WHAT THE TASK ASKS:
Lines containing the word "Priority" should be extracted in full.

--- start INPUT ROWS ---

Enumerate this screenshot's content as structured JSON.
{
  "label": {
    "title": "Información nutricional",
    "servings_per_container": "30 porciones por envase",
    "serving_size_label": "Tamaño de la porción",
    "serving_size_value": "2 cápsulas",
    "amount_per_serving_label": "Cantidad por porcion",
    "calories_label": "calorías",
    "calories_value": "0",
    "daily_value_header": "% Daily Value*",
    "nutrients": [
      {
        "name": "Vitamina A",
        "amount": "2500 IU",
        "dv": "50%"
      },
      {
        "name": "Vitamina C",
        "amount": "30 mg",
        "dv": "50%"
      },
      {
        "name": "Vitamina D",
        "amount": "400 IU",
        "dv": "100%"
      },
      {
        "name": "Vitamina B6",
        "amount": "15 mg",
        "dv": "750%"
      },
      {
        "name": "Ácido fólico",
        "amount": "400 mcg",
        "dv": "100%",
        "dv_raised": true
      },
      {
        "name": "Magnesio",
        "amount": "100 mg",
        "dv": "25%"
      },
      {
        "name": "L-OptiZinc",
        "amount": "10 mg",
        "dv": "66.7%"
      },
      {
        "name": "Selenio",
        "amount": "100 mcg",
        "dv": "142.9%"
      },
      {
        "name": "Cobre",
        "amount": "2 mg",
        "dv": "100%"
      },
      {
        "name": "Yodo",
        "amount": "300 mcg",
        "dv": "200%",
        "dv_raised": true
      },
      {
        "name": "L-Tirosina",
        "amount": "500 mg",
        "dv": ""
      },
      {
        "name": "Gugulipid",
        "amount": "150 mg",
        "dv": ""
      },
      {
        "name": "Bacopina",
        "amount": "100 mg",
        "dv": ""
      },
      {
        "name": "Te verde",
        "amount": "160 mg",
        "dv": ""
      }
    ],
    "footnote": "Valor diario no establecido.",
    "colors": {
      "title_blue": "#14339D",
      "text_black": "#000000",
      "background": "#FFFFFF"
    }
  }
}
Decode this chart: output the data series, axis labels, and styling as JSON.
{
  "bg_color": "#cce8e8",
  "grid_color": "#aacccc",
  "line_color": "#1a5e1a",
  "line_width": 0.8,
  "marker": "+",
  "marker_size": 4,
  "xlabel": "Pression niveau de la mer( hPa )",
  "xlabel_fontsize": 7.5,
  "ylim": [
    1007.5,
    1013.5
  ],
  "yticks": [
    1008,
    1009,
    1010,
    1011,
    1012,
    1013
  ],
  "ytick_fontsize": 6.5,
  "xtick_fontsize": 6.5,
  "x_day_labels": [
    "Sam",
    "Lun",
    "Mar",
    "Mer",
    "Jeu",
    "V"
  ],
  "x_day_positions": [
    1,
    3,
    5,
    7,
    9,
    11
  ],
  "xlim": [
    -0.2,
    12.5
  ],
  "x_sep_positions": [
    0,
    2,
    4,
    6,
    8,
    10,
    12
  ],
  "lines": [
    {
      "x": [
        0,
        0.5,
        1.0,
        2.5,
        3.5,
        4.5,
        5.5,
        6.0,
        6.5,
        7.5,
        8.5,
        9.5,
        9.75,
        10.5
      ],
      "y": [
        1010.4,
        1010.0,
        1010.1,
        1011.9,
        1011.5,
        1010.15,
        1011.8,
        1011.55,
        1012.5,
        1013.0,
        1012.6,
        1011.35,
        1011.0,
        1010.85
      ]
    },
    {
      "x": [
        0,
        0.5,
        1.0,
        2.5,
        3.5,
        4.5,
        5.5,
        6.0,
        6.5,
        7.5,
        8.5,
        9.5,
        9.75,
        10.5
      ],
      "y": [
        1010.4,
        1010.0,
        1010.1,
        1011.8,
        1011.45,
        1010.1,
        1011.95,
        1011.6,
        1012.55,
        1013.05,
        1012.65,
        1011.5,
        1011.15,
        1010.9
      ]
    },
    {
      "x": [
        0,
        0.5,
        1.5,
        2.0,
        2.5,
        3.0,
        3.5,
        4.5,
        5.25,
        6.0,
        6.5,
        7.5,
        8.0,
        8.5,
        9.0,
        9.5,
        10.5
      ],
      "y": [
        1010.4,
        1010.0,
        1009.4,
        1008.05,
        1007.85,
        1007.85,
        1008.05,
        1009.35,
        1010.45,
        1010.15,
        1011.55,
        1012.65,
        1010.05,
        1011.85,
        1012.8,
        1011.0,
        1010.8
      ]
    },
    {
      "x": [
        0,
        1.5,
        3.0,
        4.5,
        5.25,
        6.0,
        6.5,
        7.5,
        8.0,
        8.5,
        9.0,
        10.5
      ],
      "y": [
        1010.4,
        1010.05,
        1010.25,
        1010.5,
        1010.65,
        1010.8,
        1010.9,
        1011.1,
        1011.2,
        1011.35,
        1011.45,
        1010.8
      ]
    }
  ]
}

--- end INPUT ROWS ---
--- start INPUT ROWS ---

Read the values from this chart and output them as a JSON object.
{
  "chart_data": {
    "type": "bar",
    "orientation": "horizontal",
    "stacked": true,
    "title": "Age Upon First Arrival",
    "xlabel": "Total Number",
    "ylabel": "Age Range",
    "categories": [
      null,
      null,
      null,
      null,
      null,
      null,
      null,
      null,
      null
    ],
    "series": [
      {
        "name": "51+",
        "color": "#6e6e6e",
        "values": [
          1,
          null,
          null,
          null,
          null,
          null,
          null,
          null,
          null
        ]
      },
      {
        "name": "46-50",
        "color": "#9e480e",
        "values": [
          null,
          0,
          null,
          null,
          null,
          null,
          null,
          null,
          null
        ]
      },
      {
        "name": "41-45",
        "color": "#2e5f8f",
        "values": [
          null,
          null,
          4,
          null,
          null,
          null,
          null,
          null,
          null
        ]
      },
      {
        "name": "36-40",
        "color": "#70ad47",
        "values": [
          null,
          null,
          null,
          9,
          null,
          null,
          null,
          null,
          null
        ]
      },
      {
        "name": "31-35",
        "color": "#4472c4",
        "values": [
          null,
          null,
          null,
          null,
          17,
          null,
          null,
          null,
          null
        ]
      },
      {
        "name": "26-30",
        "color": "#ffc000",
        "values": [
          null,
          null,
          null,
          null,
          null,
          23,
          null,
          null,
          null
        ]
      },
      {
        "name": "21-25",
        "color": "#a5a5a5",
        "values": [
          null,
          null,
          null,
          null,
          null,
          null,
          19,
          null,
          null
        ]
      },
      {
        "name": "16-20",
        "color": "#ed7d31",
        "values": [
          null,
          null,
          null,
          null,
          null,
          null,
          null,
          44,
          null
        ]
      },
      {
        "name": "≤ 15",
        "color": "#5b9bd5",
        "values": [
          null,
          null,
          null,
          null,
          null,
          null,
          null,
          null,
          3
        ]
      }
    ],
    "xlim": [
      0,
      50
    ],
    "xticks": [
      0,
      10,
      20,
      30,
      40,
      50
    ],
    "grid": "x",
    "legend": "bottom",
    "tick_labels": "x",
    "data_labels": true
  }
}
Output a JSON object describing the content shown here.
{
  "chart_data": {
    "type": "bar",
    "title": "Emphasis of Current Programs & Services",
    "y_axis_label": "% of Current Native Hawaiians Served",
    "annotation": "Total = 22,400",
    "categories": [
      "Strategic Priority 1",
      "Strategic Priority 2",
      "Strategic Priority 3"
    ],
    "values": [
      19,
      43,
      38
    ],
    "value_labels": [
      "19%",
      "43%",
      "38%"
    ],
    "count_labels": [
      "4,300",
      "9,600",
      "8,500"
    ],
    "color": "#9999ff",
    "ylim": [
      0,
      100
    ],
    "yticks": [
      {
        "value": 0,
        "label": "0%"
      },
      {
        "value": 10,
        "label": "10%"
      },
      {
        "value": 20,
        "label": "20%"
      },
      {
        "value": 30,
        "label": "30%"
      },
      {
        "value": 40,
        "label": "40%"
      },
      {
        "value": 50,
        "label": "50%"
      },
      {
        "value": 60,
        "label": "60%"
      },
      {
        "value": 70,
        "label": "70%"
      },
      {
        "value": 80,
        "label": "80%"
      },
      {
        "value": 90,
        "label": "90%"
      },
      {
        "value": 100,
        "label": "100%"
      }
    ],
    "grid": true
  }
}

--- end INPUT ROWS ---

ANSWER FOR THIS EXERCISE:
      "Strategic Priority 1",
      "Strategic Priority 2",
      "Strategic Priority 3"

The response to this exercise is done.